• Task material:
"""

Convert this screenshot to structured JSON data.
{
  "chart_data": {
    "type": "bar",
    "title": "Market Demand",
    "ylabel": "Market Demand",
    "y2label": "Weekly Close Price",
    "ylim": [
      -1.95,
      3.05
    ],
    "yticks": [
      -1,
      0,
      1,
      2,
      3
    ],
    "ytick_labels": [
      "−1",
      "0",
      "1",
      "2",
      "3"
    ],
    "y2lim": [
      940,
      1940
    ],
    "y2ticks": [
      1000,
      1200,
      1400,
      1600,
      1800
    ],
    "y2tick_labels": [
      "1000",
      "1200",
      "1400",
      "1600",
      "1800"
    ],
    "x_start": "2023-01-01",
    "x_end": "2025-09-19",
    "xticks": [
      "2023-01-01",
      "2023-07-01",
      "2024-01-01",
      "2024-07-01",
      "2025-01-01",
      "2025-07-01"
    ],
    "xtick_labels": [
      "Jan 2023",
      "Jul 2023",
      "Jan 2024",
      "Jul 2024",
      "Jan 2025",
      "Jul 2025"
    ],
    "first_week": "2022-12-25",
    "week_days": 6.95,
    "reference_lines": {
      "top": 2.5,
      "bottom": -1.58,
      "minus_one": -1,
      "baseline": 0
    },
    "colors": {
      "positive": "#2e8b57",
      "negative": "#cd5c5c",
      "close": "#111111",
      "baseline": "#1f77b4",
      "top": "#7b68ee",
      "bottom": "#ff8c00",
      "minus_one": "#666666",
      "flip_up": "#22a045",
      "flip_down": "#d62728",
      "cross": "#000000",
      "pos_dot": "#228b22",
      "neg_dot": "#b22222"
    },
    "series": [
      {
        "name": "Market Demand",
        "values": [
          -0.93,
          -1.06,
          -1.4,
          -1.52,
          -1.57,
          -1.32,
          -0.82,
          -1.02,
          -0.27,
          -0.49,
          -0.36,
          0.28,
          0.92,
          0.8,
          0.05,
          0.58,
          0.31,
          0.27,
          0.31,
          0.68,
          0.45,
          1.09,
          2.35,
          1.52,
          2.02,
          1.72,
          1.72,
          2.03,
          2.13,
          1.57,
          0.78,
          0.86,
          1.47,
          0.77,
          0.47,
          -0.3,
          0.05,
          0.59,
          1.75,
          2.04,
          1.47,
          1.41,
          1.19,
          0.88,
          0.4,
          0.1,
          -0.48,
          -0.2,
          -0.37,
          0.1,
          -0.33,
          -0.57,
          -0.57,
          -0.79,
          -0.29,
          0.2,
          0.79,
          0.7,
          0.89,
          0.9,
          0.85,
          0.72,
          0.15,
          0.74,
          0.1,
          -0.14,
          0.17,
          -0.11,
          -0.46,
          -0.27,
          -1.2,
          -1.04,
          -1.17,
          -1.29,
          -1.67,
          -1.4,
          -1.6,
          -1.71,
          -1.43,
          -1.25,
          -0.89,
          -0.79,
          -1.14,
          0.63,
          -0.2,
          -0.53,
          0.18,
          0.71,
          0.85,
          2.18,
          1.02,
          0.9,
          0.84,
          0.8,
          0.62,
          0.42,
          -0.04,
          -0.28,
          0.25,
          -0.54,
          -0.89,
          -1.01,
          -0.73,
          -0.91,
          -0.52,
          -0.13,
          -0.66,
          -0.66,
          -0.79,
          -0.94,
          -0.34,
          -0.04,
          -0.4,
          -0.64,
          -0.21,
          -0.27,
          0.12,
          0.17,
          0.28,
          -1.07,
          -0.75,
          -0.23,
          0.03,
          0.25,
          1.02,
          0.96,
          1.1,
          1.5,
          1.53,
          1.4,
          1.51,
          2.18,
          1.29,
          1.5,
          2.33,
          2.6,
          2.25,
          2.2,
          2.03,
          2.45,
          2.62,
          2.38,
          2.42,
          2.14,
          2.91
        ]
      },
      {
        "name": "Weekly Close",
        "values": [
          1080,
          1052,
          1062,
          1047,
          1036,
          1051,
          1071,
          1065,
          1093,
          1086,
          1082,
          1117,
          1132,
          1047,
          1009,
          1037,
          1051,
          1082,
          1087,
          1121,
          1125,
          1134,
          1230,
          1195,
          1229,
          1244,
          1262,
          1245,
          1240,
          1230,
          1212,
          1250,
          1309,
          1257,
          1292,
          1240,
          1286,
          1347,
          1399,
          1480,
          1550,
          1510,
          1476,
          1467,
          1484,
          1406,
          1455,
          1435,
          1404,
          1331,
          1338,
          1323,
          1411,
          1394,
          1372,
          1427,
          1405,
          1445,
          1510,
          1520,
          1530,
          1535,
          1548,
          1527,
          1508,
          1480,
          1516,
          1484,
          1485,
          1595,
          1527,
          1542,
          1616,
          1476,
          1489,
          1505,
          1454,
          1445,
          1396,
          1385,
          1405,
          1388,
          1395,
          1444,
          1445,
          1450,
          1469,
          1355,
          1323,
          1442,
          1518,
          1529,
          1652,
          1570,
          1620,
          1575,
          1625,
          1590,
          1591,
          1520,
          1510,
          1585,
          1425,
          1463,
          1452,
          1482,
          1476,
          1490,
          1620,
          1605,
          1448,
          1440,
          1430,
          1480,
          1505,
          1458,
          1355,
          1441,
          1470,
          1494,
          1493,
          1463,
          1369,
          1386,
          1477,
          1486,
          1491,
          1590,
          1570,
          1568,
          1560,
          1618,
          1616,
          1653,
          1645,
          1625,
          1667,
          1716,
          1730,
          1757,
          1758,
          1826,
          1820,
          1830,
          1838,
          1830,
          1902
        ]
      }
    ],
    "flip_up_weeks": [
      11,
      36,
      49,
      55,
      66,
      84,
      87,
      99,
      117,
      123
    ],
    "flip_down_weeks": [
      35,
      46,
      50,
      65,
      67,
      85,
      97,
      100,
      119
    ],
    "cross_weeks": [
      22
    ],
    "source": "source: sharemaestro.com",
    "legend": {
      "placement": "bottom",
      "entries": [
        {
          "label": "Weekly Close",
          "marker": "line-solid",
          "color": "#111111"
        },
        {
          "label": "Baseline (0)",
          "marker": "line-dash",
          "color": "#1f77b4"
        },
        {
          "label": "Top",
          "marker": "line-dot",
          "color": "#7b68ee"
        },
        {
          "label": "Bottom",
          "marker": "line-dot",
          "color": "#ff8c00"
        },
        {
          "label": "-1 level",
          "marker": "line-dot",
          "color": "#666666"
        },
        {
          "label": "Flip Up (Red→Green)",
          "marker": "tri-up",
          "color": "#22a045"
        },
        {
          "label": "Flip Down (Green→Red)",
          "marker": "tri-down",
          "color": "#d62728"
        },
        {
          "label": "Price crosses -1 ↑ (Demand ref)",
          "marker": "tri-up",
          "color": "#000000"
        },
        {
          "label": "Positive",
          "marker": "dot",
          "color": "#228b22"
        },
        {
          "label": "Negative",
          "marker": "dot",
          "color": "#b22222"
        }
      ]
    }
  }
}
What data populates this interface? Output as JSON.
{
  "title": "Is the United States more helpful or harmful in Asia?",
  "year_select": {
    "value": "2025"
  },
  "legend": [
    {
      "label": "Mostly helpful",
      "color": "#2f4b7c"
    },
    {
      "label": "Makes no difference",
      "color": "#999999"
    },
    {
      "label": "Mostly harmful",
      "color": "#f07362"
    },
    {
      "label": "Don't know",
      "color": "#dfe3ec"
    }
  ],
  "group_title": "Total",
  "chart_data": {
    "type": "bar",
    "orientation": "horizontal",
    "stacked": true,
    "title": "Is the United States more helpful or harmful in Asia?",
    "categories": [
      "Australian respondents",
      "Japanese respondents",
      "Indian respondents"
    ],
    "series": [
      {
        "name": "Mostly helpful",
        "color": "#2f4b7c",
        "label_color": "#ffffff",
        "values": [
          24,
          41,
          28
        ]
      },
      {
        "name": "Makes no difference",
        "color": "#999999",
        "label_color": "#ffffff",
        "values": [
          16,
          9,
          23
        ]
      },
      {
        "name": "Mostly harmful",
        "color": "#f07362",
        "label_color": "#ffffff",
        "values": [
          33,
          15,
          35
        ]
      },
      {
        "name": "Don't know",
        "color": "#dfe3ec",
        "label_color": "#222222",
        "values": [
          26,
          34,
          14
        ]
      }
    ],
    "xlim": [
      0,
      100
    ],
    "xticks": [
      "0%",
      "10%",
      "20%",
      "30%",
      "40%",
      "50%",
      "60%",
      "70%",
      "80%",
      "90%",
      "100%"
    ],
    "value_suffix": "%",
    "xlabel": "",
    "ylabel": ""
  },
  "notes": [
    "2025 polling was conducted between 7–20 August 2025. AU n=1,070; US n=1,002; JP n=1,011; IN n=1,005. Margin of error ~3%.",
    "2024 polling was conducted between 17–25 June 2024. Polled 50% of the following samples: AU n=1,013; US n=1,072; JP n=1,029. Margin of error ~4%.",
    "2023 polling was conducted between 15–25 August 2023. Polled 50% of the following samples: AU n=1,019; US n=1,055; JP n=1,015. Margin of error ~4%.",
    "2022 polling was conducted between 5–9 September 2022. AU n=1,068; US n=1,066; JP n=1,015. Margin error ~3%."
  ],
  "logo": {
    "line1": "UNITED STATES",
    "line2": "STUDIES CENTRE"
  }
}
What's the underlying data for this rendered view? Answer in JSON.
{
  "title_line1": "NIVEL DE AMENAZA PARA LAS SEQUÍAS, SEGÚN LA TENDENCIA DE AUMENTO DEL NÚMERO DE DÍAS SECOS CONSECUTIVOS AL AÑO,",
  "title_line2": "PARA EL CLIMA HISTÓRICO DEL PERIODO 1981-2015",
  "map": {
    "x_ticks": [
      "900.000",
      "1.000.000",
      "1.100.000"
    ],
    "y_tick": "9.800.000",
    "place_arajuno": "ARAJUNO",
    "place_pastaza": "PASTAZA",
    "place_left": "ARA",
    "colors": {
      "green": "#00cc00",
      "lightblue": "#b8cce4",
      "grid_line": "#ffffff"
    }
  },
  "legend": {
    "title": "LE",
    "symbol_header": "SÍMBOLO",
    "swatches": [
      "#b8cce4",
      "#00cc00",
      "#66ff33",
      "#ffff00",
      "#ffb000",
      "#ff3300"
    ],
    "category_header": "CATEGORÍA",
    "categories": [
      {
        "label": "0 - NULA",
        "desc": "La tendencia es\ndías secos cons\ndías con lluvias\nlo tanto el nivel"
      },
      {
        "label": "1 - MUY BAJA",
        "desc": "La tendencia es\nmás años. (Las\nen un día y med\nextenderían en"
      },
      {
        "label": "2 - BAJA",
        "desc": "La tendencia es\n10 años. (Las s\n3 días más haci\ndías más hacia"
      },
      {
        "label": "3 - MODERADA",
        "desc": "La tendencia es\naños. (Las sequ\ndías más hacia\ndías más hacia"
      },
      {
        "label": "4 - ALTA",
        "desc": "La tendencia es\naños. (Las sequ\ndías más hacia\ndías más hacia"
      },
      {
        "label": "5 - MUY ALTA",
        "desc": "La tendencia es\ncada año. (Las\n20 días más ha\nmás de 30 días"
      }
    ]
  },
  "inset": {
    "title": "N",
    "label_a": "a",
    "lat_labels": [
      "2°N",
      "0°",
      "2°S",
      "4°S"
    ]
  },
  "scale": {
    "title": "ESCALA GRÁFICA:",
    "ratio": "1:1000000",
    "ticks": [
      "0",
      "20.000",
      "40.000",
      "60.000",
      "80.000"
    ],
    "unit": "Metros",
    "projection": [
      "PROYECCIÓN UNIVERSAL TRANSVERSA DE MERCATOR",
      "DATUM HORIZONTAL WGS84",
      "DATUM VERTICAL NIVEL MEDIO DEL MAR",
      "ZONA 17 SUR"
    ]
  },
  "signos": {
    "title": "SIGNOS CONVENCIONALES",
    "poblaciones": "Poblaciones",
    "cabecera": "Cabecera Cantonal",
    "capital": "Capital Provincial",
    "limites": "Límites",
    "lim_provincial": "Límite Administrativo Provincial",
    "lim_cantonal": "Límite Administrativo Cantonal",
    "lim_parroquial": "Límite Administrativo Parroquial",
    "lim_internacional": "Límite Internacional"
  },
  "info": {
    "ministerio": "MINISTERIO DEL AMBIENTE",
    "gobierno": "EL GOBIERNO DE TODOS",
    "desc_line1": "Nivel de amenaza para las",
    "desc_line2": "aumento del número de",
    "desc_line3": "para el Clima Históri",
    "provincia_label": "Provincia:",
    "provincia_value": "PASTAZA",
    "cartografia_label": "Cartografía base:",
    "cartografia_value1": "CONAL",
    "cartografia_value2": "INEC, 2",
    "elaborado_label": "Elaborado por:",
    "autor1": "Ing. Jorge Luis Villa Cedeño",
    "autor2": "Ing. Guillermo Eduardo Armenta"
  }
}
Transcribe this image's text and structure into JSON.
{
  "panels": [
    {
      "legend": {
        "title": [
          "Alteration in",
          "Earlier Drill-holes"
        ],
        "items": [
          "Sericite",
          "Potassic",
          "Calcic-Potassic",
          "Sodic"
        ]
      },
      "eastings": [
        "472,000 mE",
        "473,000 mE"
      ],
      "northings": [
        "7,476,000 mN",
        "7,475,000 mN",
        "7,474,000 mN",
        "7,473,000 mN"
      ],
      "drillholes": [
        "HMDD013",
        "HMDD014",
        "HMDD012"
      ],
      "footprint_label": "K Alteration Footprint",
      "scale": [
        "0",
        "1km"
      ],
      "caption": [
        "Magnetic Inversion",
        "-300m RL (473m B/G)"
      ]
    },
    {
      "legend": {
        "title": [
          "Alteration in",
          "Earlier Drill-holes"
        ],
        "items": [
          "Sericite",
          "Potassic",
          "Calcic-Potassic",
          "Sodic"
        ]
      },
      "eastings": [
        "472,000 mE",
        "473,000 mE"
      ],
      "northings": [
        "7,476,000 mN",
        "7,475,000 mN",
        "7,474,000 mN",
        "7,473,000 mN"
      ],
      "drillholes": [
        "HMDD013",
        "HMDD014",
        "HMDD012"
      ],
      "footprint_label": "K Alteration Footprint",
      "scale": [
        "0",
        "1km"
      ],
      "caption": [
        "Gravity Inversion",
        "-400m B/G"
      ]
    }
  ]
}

"""

• Task objective:
Copy each line that holds the word "PASTAZA".

• Solution:
    "place_pastaza": "PASTAZA",
    "provincia_value": "PASTAZA",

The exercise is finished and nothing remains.